Dataset items
──────────────────────────────

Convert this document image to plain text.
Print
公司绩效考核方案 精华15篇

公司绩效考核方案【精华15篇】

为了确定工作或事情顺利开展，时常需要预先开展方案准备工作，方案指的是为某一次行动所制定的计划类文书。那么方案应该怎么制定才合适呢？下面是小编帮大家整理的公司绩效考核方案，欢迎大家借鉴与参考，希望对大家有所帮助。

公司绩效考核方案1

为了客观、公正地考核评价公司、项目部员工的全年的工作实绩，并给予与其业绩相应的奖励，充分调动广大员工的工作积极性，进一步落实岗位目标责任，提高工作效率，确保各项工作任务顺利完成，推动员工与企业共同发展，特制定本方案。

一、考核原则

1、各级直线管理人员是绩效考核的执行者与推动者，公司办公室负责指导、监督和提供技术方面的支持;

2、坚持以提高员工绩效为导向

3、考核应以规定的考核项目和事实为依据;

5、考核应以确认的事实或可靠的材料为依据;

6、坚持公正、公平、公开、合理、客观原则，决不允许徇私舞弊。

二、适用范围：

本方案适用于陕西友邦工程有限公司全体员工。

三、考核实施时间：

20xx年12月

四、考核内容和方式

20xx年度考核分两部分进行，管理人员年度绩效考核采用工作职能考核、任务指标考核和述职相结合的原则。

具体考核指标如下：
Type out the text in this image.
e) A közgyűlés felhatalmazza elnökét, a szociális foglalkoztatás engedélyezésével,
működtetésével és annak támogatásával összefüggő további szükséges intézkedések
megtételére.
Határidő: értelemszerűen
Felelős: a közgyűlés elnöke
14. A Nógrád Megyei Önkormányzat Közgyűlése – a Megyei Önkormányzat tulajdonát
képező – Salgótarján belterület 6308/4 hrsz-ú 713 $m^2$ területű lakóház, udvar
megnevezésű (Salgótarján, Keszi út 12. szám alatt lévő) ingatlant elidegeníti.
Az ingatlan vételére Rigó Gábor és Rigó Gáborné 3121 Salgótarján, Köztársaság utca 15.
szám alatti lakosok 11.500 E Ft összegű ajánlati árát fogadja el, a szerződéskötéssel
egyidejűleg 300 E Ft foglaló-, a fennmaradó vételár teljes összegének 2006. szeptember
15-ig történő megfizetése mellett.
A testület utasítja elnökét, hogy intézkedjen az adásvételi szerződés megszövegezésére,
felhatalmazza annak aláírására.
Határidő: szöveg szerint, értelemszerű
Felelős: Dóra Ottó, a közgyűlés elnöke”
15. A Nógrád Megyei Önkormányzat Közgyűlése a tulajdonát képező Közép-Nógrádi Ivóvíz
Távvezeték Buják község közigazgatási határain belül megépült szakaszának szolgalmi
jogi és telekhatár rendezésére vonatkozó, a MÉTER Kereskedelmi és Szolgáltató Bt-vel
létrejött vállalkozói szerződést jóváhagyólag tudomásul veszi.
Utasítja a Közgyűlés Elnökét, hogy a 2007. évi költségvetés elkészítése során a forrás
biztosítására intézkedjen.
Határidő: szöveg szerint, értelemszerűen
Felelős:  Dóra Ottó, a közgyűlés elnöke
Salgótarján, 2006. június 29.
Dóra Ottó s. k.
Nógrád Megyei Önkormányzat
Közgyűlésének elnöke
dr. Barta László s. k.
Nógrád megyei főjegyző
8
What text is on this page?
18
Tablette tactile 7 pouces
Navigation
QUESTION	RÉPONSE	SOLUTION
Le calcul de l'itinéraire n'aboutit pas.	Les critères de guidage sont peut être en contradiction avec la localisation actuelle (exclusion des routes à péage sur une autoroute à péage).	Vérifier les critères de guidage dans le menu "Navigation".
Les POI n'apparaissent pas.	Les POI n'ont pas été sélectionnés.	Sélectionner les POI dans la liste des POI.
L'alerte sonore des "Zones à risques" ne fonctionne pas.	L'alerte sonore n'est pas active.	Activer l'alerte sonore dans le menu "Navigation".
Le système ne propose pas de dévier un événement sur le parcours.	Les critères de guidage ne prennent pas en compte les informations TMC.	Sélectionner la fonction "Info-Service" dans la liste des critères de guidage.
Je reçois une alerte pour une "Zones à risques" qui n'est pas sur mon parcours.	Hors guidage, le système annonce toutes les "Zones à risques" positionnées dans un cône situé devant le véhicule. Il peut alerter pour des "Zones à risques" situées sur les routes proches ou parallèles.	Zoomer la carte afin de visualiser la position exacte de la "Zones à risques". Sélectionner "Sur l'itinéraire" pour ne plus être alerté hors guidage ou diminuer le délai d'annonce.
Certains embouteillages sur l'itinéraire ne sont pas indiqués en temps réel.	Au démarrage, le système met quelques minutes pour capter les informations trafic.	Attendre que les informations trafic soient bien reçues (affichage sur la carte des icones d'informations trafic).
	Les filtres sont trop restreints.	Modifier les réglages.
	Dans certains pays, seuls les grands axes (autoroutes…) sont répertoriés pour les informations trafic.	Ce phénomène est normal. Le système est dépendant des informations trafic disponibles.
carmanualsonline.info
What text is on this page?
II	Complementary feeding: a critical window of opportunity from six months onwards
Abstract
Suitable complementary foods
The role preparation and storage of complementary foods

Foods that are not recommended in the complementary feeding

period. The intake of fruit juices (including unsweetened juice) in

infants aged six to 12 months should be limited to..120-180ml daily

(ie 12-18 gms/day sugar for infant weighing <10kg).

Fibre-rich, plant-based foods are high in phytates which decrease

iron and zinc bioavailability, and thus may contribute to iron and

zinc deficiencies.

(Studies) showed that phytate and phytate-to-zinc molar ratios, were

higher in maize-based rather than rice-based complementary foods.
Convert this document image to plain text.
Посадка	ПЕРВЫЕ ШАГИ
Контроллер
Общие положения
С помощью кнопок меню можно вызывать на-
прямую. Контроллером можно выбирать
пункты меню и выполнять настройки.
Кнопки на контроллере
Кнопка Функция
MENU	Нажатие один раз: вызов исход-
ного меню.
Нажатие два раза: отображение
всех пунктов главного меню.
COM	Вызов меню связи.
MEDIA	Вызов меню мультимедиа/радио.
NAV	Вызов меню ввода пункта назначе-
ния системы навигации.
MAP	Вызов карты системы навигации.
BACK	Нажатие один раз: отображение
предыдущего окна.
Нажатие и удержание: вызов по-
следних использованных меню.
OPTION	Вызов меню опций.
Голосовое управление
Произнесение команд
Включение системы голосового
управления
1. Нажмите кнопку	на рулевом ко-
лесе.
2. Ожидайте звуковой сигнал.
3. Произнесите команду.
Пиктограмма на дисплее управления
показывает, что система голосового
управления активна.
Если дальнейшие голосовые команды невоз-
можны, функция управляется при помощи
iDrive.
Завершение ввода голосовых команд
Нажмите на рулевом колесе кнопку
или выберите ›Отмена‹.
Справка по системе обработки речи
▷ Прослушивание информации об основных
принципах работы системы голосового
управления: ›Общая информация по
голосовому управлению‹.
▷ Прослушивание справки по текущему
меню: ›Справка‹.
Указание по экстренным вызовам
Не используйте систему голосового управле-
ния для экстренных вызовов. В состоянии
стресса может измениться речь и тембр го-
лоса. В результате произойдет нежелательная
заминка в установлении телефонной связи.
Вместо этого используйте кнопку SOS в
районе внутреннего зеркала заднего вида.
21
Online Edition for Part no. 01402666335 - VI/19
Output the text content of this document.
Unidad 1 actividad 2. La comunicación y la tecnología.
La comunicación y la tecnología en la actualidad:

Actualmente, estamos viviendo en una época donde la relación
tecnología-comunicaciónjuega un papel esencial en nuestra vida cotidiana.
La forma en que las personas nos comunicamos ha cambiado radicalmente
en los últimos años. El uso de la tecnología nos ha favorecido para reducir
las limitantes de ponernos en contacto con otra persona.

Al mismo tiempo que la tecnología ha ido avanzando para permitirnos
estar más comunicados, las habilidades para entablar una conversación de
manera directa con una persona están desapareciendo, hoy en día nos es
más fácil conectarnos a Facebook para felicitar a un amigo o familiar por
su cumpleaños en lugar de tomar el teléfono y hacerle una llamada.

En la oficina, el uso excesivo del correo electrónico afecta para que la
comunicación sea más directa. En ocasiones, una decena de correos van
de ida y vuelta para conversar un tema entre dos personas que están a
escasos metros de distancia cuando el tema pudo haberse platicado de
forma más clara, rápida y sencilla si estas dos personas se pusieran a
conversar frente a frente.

──────────────────────────────

What you will do -
In the material above, show every line where the word "annak" turns up.

Task result -
működtetésével és annak támogatásával összefüggő további szükséges intézkedések
felhatalmazza annak aláírására.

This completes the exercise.